■ **Record list**:
-- Start --

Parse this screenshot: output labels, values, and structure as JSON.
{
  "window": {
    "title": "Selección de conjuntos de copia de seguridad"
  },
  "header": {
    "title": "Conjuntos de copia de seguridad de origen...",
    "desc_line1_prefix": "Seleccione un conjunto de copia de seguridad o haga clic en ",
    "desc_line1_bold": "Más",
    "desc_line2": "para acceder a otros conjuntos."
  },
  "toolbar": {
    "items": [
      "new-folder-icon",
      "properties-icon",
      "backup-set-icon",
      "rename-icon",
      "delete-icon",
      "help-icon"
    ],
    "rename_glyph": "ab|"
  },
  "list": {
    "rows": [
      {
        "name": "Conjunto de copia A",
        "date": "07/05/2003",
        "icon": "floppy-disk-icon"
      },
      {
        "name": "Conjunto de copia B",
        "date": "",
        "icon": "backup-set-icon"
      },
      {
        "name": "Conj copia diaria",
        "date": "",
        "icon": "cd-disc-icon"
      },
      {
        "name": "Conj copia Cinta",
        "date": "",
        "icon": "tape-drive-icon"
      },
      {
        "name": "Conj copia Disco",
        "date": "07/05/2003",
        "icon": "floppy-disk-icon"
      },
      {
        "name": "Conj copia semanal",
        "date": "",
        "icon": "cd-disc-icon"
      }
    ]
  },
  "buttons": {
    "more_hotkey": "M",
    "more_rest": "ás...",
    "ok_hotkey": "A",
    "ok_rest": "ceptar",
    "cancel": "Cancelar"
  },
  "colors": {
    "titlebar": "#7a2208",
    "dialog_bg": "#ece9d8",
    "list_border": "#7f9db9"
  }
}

-- End --

■ **Task requirements**: Every record above must be duplicated exactly.

■ **Output of the task**:
Parse this screenshot: output labels, values, and structure as JSON.
{
  "window": {
    "title": "Selección de conjuntos de copia de seguridad"
  },
  "header": {
    "title": "Conjuntos de copia de seguridad de origen...",
    "desc_line1_prefix": "Seleccione un conjunto de copia de seguridad o haga clic en ",
    "desc_line1_bold": "Más",
    "desc_line2": "para acceder a otros conjuntos."
  },
  "toolbar": {
    "items": [
      "new-folder-icon",
      "properties-icon",
      "backup-set-icon",
      "rename-icon",
      "delete-icon",
      "help-icon"
    ],
    "rename_glyph": "ab|"
  },
  "list": {
    "rows": [
      {
        "name": "Conjunto de copia A",
        "date": "07/05/2003",
        "icon": "floppy-disk-icon"
      },
      {
        "name": "Conjunto de copia B",
        "date": "",
        "icon": "backup-set-icon"
      },
      {
        "name": "Conj copia diaria",
        "date": "",
        "icon": "cd-disc-icon"
      },
      {
        "name": "Conj copia Cinta",
        "date": "",
        "icon": "tape-drive-icon"
      },
      {
        "name": "Conj copia Disco",
        "date": "07/05/2003",
        "icon": "floppy-disk-icon"
      },
      {
        "name": "Conj copia semanal",
        "date": "",
        "icon": "cd-disc-icon"
      }
    ]
  },
  "buttons": {
    "more_hotkey": "M",
    "more_rest": "ás...",
    "ok_hotkey": "A",
    "ok_rest": "ceptar",
    "cancel": "Cancelar"
  },
  "colors": {
    "titlebar": "#7a2208",
    "dialog_bg": "#ece9d8",
    "list_border": "#7f9db9"
  }
}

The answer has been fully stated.